Supplied passage:
···

When passing walkers ask me “how far will you get on that?” and I say “USA”, they are both surprised and impressed. In fact they are both surprised and impressed when I say “Russia”.


Yes, I’ve had similar experiences, but I think it is because the gear obviously isn’t a phone. Few people even realise that a phone is a sophisticated walky-talky working by radio waves - they talk, somebody talks back, job done with no thought for how it’s done. It’s just a phone. We are different because we have to work for our communications so we don’t take anything for granted!


Bit like this Brian?Greetings from cold wet cloudy grey Cumbria (Occupied Territory of Lancashire)
Hope the picture works

I’m having difficulty turning the knobs… :smile:

All good stuff!


Oh, it works for me, all right, as I strike out for the shore of an ocean of nostalgia!

…I had a TCS3, too!


When I was first licenced as G8FHU the only way I could operate on 2m was using a fixed xtal freq from my Pye Ranger (my xtal was 145.471MHz). Then using a Heathkit RA-1 receiver and a Garex Communication 2n converter with an IF of 28-30MHz. I would call “CQ G8FHU tuning low to high” (or vice versa) then tune up the 2m band until I found someone else calling me on their xtal freq. If that failed to raise a response you would turn the beam a few degrees and try again. I had a fairly empty log!!

I am sure Brian (ADD) will remember those great days on 2m in the 70’s.

And you tell the kids today and they don’t believe you!!!


Very nice clip. Another good one is on You Tube called “Radio Hams” at this link:

At least the part of the CW I copied was accurate with the film notepad. The nostalgia is great. Not a super fast CW op, but really enjoy it. Only a couple of summits caught in CW from the shack so far, and still haven’t activated a summit with CW (yet). Like the old radios, and remember using an old Hallicrafters S-120 as a youngster to copy BBC,Deutsch Welle, and all the other big names. Also hearing hams on AM and the new SSB. Spent lots of time copying WWV and figuring out those “strange” propagation reports and trying to get an address to send a report in. Had a lot of fun with the radio back then, but didn’t know how “bad” it was till I read some eham.net reviews. Still had many fun winter nights with it as the tubes lit up the wall and ceiling.

Thanks for the post, brought back a lot of memories.

···

Task requirements:
Rewrite the radio forum posts starting with "Yes, I’ve had" and going on through "Territory of Lancashire)", putting "two-way radio" in place of "walky-talky".

[Stored items from a collection]
···

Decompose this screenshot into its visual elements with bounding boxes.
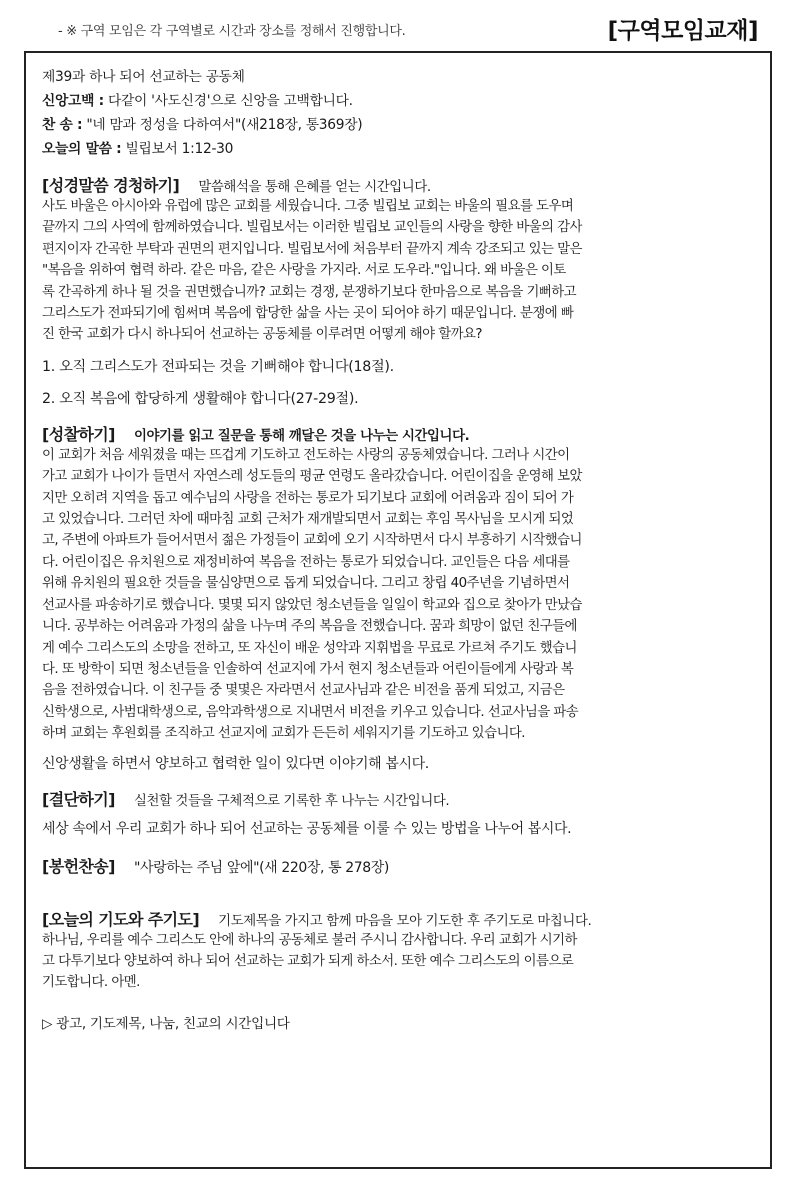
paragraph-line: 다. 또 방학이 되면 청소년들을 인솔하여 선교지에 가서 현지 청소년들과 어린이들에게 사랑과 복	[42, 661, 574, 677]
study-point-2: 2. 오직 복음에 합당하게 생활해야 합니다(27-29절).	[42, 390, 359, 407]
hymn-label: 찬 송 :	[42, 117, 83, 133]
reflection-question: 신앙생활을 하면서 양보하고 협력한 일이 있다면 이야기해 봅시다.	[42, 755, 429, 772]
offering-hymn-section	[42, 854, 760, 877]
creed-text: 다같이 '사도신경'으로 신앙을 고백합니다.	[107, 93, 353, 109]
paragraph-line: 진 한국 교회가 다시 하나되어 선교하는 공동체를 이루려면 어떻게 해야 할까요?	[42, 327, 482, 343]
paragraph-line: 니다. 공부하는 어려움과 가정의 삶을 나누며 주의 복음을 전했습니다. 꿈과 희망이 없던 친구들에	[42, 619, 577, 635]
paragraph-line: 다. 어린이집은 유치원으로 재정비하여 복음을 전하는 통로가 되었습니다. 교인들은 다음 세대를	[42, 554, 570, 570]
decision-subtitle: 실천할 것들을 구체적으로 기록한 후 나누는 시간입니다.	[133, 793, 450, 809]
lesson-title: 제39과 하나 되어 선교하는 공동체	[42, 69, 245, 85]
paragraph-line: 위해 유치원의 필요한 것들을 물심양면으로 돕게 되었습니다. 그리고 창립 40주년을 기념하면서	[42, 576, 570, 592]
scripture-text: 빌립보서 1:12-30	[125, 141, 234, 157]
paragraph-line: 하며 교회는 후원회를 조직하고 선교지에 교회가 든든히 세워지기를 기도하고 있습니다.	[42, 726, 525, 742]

···

Correct answer:
Yes, I’ve had similar experiences, but I think it is because the gear obviously isn’t a phone. Few people even realise that a phone is a sophisticated two-way radio working by radio waves - they talk, somebody talks back, job done with no thought for how it’s done. It’s just a phone. We are different because we have to work for our communications so we don’t take anything for granted!


Bit like this Brian?Greetings from cold wet cloudy grey Cumbria (Occupied Territory of Lancashire)